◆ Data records
################
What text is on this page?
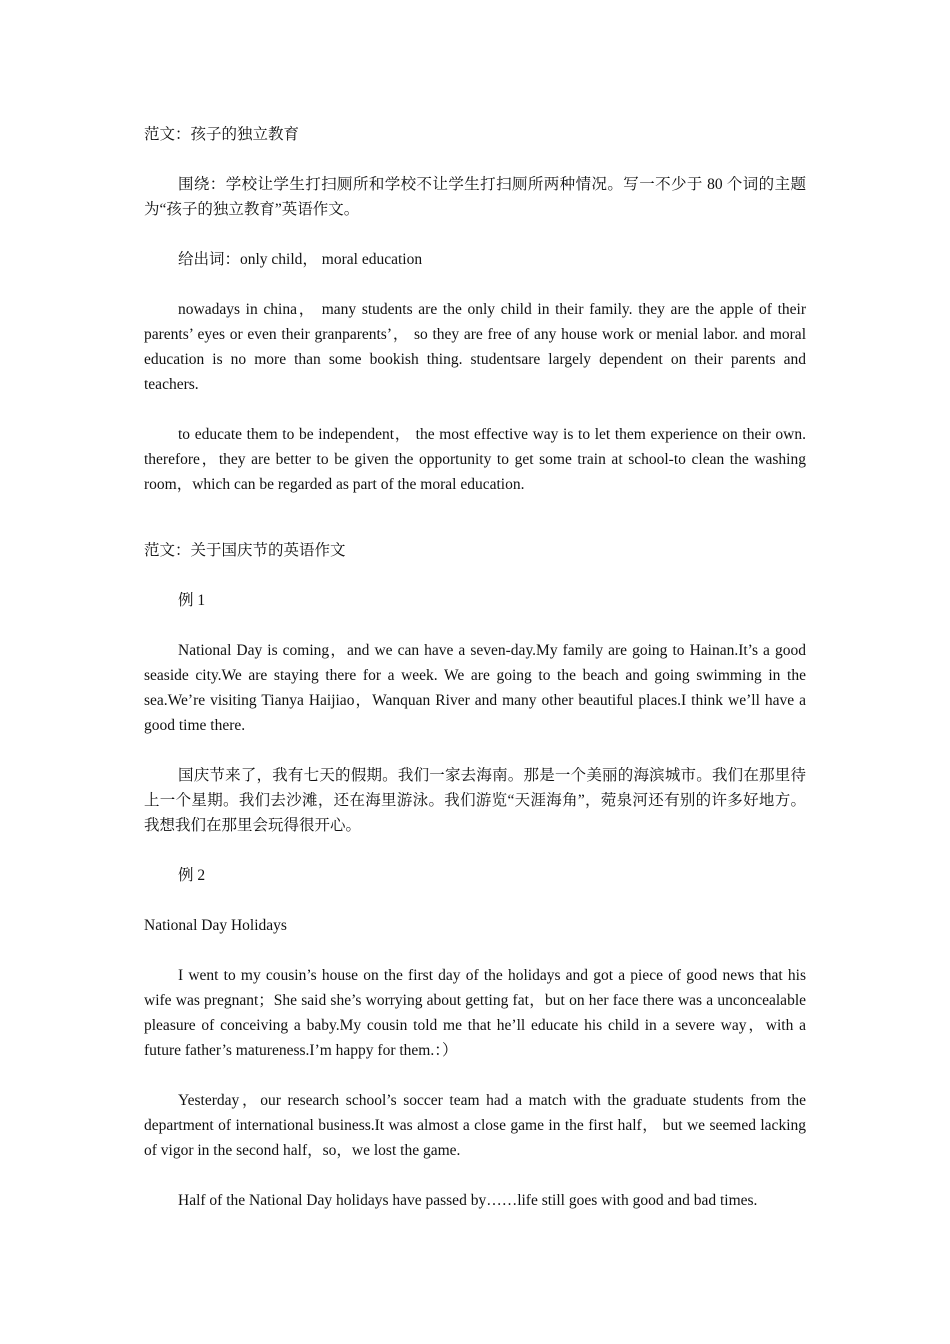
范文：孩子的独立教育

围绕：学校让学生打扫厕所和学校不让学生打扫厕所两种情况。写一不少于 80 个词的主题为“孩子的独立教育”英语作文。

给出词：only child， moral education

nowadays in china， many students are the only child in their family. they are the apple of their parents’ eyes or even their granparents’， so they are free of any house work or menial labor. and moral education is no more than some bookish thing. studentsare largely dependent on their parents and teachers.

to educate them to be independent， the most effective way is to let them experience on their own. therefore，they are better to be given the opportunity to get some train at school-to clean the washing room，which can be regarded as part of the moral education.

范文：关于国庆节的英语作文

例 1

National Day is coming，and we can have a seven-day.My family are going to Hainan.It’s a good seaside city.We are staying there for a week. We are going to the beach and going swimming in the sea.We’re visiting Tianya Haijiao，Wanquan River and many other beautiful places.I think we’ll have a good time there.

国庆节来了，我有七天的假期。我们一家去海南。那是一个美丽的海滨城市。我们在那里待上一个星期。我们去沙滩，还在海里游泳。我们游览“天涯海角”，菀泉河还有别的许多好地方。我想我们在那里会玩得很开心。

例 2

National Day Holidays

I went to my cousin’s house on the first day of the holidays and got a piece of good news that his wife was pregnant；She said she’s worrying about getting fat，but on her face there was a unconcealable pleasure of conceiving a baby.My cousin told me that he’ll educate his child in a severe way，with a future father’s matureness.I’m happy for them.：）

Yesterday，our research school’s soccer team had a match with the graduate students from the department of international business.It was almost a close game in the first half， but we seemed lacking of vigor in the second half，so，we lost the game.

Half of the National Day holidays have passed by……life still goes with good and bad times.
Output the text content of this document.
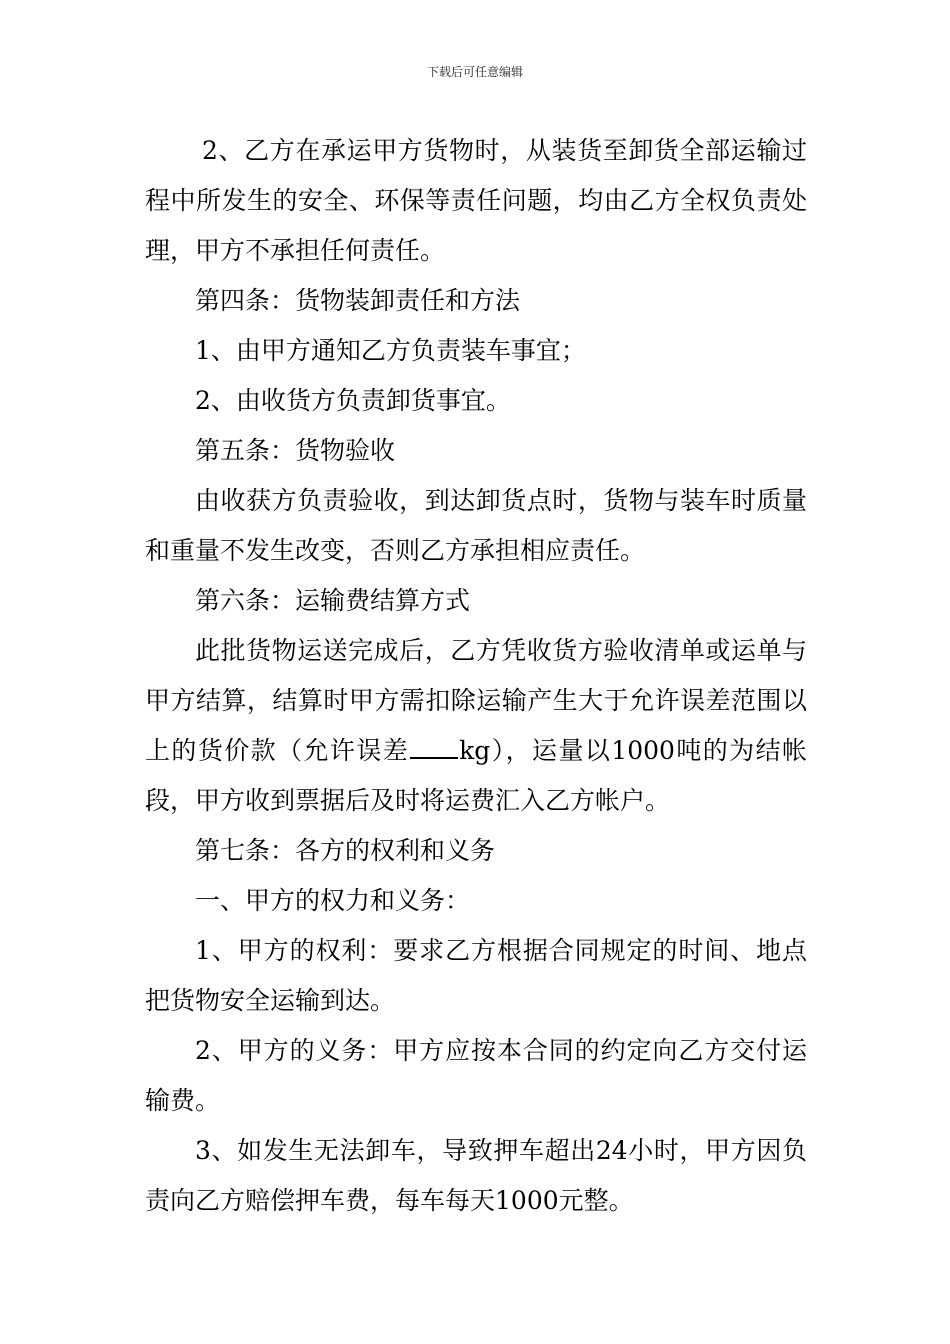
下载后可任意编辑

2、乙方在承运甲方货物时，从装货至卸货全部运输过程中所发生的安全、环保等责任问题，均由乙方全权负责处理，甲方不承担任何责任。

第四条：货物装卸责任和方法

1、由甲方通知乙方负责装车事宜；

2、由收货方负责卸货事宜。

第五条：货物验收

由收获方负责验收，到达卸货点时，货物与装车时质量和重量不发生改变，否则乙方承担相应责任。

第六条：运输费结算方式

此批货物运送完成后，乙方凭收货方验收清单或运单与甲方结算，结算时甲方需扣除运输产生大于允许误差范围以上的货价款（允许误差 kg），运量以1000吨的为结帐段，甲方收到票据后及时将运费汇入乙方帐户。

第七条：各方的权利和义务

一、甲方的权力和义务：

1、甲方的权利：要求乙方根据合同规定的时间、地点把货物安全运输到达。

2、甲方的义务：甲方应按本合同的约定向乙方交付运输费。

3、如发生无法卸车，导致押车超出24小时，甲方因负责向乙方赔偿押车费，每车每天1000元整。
################
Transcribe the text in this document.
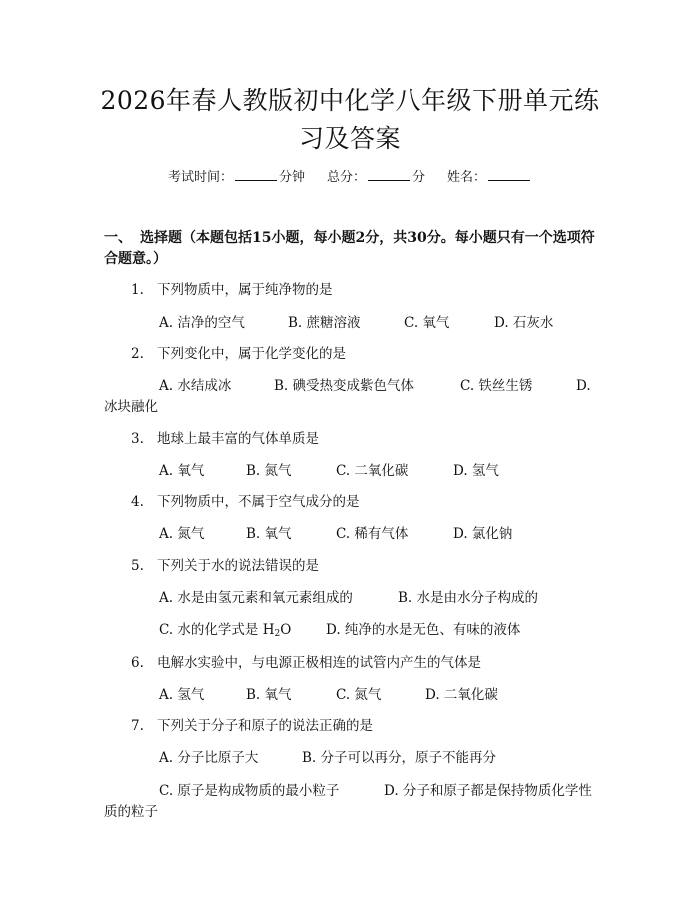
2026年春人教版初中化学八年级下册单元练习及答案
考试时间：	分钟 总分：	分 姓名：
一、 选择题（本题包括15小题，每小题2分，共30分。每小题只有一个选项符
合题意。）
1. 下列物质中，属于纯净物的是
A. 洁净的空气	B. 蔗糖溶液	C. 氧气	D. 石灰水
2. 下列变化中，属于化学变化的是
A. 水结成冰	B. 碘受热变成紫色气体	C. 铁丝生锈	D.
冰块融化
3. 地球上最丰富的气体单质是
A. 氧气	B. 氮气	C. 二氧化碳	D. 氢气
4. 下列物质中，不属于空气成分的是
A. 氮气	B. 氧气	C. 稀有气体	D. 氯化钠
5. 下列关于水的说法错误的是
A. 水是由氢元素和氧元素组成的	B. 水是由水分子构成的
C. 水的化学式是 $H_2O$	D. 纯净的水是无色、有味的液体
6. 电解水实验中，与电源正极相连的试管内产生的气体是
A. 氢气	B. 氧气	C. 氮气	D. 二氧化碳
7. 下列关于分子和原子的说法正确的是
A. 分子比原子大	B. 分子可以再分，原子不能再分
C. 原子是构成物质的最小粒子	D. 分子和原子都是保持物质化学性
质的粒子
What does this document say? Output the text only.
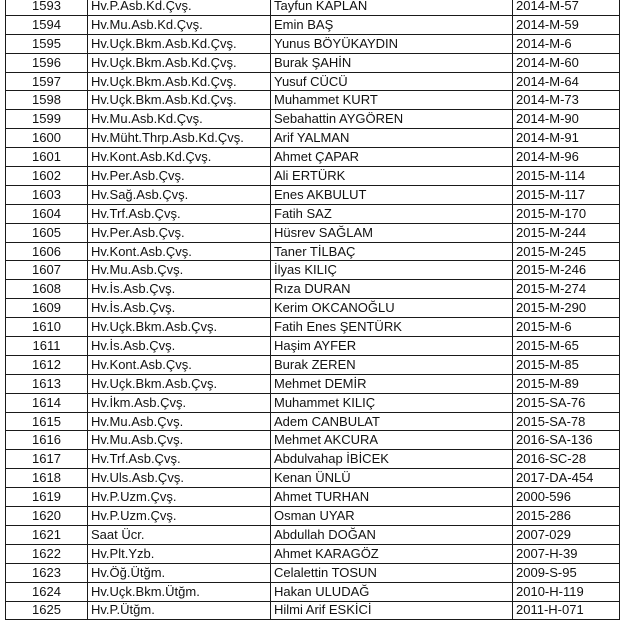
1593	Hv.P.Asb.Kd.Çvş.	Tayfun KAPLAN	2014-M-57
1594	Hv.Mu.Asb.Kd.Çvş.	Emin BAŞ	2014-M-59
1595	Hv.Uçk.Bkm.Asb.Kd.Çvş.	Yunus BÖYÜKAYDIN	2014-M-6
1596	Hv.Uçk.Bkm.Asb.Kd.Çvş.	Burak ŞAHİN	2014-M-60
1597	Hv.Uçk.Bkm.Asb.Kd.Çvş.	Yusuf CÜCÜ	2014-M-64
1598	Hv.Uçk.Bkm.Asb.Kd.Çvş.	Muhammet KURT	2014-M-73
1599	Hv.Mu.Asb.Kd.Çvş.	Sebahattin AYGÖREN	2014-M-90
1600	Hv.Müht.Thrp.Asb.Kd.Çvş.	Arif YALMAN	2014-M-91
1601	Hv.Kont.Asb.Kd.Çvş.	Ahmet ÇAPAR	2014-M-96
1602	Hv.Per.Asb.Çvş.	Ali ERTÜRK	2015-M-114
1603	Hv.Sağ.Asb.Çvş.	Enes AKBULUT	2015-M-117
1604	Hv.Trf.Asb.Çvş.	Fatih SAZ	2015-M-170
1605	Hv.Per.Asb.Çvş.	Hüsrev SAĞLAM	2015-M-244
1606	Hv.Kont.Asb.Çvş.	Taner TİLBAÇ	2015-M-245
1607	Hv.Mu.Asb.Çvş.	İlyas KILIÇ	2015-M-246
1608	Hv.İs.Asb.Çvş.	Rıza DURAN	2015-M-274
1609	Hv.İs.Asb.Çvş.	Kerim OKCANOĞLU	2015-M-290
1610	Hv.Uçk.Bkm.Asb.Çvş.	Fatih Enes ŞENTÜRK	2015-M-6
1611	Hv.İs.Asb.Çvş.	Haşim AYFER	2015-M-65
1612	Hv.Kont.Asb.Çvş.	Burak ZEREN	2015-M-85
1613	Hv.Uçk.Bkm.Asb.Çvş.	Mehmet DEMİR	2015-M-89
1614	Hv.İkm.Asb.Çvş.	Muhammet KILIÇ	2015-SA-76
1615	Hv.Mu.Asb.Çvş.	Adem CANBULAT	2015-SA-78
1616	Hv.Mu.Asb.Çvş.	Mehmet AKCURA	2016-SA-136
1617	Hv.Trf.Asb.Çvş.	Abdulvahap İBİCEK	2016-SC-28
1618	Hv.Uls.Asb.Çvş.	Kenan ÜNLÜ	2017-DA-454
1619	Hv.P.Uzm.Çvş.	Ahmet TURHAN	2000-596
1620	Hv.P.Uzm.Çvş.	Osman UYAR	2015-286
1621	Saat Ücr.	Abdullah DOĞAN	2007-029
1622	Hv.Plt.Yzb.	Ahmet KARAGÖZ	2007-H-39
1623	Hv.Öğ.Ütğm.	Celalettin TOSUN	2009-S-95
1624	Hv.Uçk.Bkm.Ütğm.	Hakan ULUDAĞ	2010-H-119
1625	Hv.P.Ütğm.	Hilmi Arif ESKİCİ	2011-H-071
################
◆ Given instruction
Track down all lines above with the string "KILIÇ" and copy them.

◆ The response
1607	Hv.Mu.Asb.Çvş.	İlyas KILIÇ	2015-M-246
1614	Hv.İkm.Asb.Çvş.	Muhammet KILIÇ	2015-SA-76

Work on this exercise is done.